┌──

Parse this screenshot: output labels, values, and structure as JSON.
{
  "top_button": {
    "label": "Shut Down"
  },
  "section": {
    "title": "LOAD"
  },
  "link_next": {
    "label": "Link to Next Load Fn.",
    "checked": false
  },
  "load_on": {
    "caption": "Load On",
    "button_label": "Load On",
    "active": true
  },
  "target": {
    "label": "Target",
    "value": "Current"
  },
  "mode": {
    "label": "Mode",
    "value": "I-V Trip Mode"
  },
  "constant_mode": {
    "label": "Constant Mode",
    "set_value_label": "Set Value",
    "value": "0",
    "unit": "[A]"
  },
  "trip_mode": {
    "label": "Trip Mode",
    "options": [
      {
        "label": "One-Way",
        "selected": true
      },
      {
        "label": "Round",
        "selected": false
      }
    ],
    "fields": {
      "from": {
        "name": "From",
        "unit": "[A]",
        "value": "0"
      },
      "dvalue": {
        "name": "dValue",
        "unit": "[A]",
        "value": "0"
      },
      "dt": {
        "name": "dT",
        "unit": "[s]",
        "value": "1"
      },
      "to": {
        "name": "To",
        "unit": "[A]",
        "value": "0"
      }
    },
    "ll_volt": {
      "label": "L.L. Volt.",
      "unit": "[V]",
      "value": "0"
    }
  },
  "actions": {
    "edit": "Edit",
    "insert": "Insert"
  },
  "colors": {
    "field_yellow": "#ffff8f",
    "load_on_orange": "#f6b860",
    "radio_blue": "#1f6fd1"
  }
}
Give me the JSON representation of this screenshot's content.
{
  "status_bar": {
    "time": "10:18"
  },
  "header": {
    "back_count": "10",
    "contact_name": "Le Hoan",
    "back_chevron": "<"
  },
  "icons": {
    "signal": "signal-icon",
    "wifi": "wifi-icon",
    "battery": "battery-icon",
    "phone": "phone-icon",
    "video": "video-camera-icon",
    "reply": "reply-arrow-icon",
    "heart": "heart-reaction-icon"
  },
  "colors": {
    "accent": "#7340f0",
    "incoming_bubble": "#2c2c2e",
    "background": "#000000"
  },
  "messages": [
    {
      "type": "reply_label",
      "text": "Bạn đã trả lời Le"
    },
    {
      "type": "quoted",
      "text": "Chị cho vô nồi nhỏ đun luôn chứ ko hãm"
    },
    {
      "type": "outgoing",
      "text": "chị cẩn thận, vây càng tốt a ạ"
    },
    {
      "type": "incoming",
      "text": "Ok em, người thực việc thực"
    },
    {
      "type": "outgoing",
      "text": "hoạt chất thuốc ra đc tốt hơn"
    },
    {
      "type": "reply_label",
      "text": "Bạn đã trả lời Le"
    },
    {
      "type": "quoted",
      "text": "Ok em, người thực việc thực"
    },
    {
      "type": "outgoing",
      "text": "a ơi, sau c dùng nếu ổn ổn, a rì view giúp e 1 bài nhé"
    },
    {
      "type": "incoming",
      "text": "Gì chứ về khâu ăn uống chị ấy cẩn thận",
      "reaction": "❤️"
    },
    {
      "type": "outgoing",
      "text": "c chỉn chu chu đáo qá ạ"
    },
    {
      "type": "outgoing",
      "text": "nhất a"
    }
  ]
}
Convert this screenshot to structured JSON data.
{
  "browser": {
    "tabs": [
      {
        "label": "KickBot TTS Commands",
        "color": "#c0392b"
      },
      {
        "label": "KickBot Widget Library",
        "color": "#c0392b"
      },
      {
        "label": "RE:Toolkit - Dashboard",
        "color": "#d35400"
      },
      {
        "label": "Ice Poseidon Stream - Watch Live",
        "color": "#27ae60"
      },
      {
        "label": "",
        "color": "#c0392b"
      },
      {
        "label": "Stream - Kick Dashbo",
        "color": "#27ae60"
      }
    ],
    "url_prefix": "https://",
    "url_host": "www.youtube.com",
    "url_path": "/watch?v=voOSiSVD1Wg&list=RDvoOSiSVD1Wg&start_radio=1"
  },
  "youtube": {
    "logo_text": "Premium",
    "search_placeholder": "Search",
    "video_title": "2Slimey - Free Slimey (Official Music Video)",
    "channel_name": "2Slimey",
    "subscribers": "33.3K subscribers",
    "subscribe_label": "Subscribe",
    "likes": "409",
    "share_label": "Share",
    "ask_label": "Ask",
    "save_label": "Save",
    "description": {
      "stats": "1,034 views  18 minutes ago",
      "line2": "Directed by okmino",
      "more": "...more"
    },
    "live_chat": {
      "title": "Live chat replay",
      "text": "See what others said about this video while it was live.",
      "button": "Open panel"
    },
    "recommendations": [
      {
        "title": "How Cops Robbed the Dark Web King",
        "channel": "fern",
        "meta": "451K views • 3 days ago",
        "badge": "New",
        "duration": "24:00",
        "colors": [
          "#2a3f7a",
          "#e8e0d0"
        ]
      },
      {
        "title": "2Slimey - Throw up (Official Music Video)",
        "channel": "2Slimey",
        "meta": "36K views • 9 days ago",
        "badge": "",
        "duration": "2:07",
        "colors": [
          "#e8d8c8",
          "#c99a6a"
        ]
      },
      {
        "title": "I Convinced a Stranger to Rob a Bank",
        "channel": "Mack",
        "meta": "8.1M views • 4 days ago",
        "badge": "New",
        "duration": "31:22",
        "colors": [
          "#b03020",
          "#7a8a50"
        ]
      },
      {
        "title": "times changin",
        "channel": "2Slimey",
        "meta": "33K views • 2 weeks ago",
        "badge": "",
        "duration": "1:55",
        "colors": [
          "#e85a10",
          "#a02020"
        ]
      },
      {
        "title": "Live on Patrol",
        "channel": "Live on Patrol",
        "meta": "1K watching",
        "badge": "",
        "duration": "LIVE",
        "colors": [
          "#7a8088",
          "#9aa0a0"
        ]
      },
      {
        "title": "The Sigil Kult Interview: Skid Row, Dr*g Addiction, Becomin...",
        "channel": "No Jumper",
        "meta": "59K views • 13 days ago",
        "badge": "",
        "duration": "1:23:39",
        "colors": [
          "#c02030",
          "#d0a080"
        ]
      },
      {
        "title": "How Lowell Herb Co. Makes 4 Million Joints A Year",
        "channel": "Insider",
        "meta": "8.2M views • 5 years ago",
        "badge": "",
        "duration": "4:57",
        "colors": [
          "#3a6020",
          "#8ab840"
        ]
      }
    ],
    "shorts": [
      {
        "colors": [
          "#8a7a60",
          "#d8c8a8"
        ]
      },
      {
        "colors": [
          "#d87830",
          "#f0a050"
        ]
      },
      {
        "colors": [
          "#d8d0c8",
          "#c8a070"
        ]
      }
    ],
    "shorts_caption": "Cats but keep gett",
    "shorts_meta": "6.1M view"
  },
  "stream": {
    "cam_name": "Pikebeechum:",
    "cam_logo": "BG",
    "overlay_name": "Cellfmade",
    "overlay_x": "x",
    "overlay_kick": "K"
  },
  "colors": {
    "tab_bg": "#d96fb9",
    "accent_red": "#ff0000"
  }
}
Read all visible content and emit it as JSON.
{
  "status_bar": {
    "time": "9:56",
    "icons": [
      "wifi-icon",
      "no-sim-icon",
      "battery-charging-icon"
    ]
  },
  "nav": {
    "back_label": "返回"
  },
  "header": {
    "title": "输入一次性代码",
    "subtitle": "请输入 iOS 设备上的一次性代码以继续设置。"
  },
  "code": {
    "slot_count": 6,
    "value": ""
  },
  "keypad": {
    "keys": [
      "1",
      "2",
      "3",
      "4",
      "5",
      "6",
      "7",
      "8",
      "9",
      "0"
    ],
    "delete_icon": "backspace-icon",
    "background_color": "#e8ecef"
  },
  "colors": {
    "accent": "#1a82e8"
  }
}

└──

* [Task directions] Output all of the material, please, exactly as it stands.

* [Worked answer]
Parse this screenshot: output labels, values, and structure as JSON.
{
  "top_button": {
    "label": "Shut Down"
  },
  "section": {
    "title": "LOAD"
  },
  "link_next": {
    "label": "Link to Next Load Fn.",
    "checked": false
  },
  "load_on": {
    "caption": "Load On",
    "button_label": "Load On",
    "active": true
  },
  "target": {
    "label": "Target",
    "value": "Current"
  },
  "mode": {
    "label": "Mode",
    "value": "I-V Trip Mode"
  },
  "constant_mode": {
    "label": "Constant Mode",
    "set_value_label": "Set Value",
    "value": "0",
    "unit": "[A]"
  },
  "trip_mode": {
    "label": "Trip Mode",
    "options": [
      {
        "label": "One-Way",
        "selected": true
      },
      {
        "label": "Round",
        "selected": false
      }
    ],
    "fields": {
      "from": {
        "name": "From",
        "unit": "[A]",
        "value": "0"
      },
      "dvalue": {
        "name": "dValue",
        "unit": "[A]",
        "value": "0"
      },
      "dt": {
        "name": "dT",
        "unit": "[s]",
        "value": "1"
      },
      "to": {
        "name": "To",
        "unit": "[A]",
        "value": "0"
      }
    },
    "ll_volt": {
      "label": "L.L. Volt.",
      "unit": "[V]",
      "value": "0"
    }
  },
  "actions": {
    "edit": "Edit",
    "insert": "Insert"
  },
  "colors": {
    "field_yellow": "#ffff8f",
    "load_on_orange": "#f6b860",
    "radio_blue": "#1f6fd1"
  }
}
Give me the JSON representation of this screenshot's content.
{
  "status_bar": {
    "time": "10:18"
  },
  "header": {
    "back_count": "10",
    "contact_name": "Le Hoan",
    "back_chevron": "<"
  },
  "icons": {
    "signal": "signal-icon",
    "wifi": "wifi-icon",
    "battery": "battery-icon",
    "phone": "phone-icon",
    "video": "video-camera-icon",
    "reply": "reply-arrow-icon",
    "heart": "heart-reaction-icon"
  },
  "colors": {
    "accent": "#7340f0",
    "incoming_bubble": "#2c2c2e",
    "background": "#000000"
  },
  "messages": [
    {
      "type": "reply_label",
      "text": "Bạn đã trả lời Le"
    },
    {
      "type": "quoted",
      "text": "Chị cho vô nồi nhỏ đun luôn chứ ko hãm"
    },
    {
      "type": "outgoing",
      "text": "chị cẩn thận, vây càng tốt a ạ"
    },
    {
      "type": "incoming",
      "text": "Ok em, người thực việc thực"
    },
    {
      "type": "outgoing",
      "text": "hoạt chất thuốc ra đc tốt hơn"
    },
    {
      "type": "reply_label",
      "text": "Bạn đã trả lời Le"
    },
    {
      "type": "quoted",
      "text": "Ok em, người thực việc thực"
    },
    {
      "type": "outgoing",
      "text": "a ơi, sau c dùng nếu ổn ổn, a rì view giúp e 1 bài nhé"
    },
    {
      "type": "incoming",
      "text": "Gì chứ về khâu ăn uống chị ấy cẩn thận",
      "reaction": "❤️"
    },
    {
      "type": "outgoing",
      "text": "c chỉn chu chu đáo qá ạ"
    },
    {
      "type": "outgoing",
      "text": "nhất a"
    }
  ]
}
Convert this screenshot to structured JSON data.
{
  "browser": {
    "tabs": [
      {
        "label": "KickBot TTS Commands",
        "color": "#c0392b"
      },
      {
        "label": "KickBot Widget Library",
        "color": "#c0392b"
      },
      {
        "label": "RE:Toolkit - Dashboard",
        "color": "#d35400"
      },
      {
        "label": "Ice Poseidon Stream - Watch Live",
        "color": "#27ae60"
      },
      {
        "label": "",
        "color": "#c0392b"
      },
      {
        "label": "Stream - Kick Dashbo",
        "color": "#27ae60"
      }
    ],
    "url_prefix": "https://",
    "url_host": "www.youtube.com",
    "url_path": "/watch?v=voOSiSVD1Wg&list=RDvoOSiSVD1Wg&start_radio=1"
  },
  "youtube": {
    "logo_text": "Premium",
    "search_placeholder": "Search",
    "video_title": "2Slimey - Free Slimey (Official Music Video)",
    "channel_name": "2Slimey",
    "subscribers": "33.3K subscribers",
    "subscribe_label": "Subscribe",
    "likes": "409",
    "share_label": "Share",
    "ask_label": "Ask",
    "save_label": "Save",
    "description": {
      "stats": "1,034 views  18 minutes ago",
      "line2": "Directed by okmino",
      "more": "...more"
    },
    "live_chat": {
      "title": "Live chat replay",
      "text": "See what others said about this video while it was live.",
      "button": "Open panel"
    },
    "recommendations": [
      {
        "title": "How Cops Robbed the Dark Web King",
        "channel": "fern",
        "meta": "451K views • 3 days ago",
        "badge": "New",
        "duration": "24:00",
        "colors": [
          "#2a3f7a",
          "#e8e0d0"
        ]
      },
      {
        "title": "2Slimey - Throw up (Official Music Video)",
        "channel": "2Slimey",
        "meta": "36K views • 9 days ago",
        "badge": "",
        "duration": "2:07",
        "colors": [
          "#e8d8c8",
          "#c99a6a"
        ]
      },
      {
        "title": "I Convinced a Stranger to Rob a Bank",
        "channel": "Mack",
        "meta": "8.1M views • 4 days ago",
        "badge": "New",
        "duration": "31:22",
        "colors": [
          "#b03020",
          "#7a8a50"
        ]
      },
      {
        "title": "times changin",
        "channel": "2Slimey",
        "meta": "33K views • 2 weeks ago",
        "badge": "",
        "duration": "1:55",
        "colors": [
          "#e85a10",
          "#a02020"
        ]
      },
      {
        "title": "Live on Patrol",
        "channel": "Live on Patrol",
        "meta": "1K watching",
        "badge": "",
        "duration": "LIVE",
        "colors": [
          "#7a8088",
          "#9aa0a0"
        ]
      },
      {
        "title": "The Sigil Kult Interview: Skid Row, Dr*g Addiction, Becomin...",
        "channel": "No Jumper",
        "meta": "59K views • 13 days ago",
        "badge": "",
        "duration": "1:23:39",
        "colors": [
          "#c02030",
          "#d0a080"
        ]
      },
      {
        "title": "How Lowell Herb Co. Makes 4 Million Joints A Year",
        "channel": "Insider",
        "meta": "8.2M views • 5 years ago",
        "badge": "",
        "duration": "4:57",
        "colors": [
          "#3a6020",
          "#8ab840"
        ]
      }
    ],
    "shorts": [
      {
        "colors": [
          "#8a7a60",
          "#d8c8a8"
        ]
      },
      {
        "colors": [
          "#d87830",
          "#f0a050"
        ]
      },
      {
        "colors": [
          "#d8d0c8",
          "#c8a070"
        ]
      }
    ],
    "shorts_caption": "Cats but keep gett",
    "shorts_meta": "6.1M view"
  },
  "stream": {
    "cam_name": "Pikebeechum:",
    "cam_logo": "BG",
    "overlay_name": "Cellfmade",
    "overlay_x": "x",
    "overlay_kick": "K"
  },
  "colors": {
    "tab_bg": "#d96fb9",
    "accent_red": "#ff0000"
  }
}
Read all visible content and emit it as JSON.
{
  "status_bar": {
    "time": "9:56",
    "icons": [
      "wifi-icon",
      "no-sim-icon",
      "battery-charging-icon"
    ]
  },
  "nav": {
    "back_label": "返回"
  },
  "header": {
    "title": "输入一次性代码",
    "subtitle": "请输入 iOS 设备上的一次性代码以继续设置。"
  },
  "code": {
    "slot_count": 6,
    "value": ""
  },
  "keypad": {
    "keys": [
      "1",
      "2",
      "3",
      "4",
      "5",
      "6",
      "7",
      "8",
      "9",
      "0"
    ],
    "delete_icon": "backspace-icon",
    "background_color": "#e8ecef"
  },
  "colors": {
    "accent": "#1a82e8"
  }
}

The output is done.